The output should be every line below that includes the word "name".

# SOURCE DATA
####################
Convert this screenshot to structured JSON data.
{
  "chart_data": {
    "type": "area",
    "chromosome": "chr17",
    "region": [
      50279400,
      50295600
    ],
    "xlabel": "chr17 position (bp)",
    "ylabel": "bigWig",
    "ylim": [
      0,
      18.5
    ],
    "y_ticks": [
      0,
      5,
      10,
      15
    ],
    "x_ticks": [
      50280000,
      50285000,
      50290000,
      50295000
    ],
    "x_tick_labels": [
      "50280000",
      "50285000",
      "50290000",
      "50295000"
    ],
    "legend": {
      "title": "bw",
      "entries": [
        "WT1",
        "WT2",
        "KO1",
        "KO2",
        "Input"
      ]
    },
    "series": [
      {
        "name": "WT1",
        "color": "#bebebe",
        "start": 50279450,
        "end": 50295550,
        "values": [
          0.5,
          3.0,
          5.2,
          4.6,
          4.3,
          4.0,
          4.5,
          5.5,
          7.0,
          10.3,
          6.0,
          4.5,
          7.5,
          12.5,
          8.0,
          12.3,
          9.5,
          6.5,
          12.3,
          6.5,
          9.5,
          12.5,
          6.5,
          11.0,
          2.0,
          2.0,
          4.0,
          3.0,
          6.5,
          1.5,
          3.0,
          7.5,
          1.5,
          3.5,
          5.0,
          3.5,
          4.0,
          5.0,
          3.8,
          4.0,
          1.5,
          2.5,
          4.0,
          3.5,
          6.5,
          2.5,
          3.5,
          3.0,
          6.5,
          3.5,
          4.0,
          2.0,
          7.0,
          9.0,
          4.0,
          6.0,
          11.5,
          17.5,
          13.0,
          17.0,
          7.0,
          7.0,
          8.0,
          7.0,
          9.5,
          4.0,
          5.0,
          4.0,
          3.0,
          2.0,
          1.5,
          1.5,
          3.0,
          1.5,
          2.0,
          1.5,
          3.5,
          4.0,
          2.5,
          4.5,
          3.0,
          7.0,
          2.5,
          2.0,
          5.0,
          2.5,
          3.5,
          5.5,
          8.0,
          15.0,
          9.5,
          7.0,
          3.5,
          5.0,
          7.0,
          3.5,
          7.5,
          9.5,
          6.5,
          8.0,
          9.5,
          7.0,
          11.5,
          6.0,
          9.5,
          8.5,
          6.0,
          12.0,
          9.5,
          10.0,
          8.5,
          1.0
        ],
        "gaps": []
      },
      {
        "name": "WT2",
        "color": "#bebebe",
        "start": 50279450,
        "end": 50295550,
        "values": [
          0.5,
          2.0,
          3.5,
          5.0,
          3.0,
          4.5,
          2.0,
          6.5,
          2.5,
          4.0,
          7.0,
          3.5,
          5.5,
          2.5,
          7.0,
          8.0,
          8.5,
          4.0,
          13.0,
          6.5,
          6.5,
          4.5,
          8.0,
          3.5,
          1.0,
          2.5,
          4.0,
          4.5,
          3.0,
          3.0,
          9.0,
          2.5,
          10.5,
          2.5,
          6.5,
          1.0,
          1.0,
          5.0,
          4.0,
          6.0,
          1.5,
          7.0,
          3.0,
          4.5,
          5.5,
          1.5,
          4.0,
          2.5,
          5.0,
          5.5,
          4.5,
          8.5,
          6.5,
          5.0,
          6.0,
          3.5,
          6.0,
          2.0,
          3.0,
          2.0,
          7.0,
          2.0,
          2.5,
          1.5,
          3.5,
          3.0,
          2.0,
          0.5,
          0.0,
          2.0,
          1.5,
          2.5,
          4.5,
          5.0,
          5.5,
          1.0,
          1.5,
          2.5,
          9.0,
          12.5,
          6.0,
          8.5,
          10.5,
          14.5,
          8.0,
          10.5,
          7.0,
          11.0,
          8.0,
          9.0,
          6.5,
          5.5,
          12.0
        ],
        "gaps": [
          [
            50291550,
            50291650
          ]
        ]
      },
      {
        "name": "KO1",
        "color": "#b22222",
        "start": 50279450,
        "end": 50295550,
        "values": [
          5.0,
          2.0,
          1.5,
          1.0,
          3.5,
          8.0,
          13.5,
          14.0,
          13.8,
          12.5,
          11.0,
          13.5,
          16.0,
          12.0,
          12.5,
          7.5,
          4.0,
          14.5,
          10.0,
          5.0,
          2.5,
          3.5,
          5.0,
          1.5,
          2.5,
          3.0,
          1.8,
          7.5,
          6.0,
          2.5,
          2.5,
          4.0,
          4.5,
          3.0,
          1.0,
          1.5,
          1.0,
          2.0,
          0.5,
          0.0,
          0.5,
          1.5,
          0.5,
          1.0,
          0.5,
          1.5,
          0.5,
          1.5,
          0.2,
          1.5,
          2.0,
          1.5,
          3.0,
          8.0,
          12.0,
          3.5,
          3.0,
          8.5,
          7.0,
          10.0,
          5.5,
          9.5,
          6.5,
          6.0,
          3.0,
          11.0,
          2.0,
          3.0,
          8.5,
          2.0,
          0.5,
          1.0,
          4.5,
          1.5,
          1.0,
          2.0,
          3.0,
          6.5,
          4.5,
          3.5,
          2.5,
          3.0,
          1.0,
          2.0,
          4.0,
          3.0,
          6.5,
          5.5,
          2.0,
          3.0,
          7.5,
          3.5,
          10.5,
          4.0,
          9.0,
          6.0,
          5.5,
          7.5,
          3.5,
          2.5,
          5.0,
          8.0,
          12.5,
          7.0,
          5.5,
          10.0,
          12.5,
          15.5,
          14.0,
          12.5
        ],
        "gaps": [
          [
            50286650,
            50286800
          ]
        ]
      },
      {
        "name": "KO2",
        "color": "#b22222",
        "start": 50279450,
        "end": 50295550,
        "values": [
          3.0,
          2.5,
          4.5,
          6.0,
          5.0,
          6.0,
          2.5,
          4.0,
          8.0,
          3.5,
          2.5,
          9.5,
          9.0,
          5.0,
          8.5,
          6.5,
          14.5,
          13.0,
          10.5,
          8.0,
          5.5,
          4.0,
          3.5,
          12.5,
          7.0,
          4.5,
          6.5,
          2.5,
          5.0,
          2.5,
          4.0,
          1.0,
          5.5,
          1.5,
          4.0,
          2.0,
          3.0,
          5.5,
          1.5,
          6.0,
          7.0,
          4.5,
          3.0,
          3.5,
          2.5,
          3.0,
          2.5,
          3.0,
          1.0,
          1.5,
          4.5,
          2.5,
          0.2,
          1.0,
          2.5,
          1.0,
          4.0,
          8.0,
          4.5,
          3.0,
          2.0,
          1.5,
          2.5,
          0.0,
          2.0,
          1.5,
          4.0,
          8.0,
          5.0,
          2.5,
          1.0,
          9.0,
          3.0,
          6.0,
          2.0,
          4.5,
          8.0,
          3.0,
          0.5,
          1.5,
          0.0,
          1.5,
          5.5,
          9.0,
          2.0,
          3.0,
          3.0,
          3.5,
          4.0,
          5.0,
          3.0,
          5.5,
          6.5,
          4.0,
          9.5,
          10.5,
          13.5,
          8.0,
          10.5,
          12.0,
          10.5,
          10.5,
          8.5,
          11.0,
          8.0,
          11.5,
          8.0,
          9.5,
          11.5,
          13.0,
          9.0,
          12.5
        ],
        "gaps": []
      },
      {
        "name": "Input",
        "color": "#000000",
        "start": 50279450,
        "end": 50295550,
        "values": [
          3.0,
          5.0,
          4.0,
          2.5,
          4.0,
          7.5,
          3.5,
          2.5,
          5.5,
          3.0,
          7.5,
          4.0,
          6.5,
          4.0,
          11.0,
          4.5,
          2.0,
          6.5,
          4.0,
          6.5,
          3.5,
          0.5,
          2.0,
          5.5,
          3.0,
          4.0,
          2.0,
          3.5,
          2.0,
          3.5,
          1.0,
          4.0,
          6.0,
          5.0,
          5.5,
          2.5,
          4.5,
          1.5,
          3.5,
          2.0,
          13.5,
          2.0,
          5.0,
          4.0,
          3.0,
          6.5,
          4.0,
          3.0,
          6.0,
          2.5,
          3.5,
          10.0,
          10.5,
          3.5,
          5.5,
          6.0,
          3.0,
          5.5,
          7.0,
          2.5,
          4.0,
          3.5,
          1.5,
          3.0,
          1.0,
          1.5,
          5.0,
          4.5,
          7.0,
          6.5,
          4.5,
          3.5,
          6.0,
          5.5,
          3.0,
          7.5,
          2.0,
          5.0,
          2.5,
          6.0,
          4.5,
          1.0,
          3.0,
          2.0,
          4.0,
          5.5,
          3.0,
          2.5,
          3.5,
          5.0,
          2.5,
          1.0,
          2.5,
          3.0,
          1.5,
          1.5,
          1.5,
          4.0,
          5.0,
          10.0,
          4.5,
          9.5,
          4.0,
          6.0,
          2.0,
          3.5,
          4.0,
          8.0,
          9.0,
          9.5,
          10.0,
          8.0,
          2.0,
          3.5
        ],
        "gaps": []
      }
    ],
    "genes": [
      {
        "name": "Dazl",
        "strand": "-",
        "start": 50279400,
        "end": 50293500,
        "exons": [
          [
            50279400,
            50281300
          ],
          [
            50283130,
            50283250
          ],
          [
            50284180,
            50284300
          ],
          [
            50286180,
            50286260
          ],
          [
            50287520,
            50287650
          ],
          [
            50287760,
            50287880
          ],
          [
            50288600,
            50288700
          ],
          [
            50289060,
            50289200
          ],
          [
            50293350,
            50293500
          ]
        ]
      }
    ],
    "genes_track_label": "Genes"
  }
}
####################
# RESPONSE
        "name": "WT1",
        "name": "WT2",
        "name": "KO1",
        "name": "KO2",
        "name": "Input",
        "name": "Dazl",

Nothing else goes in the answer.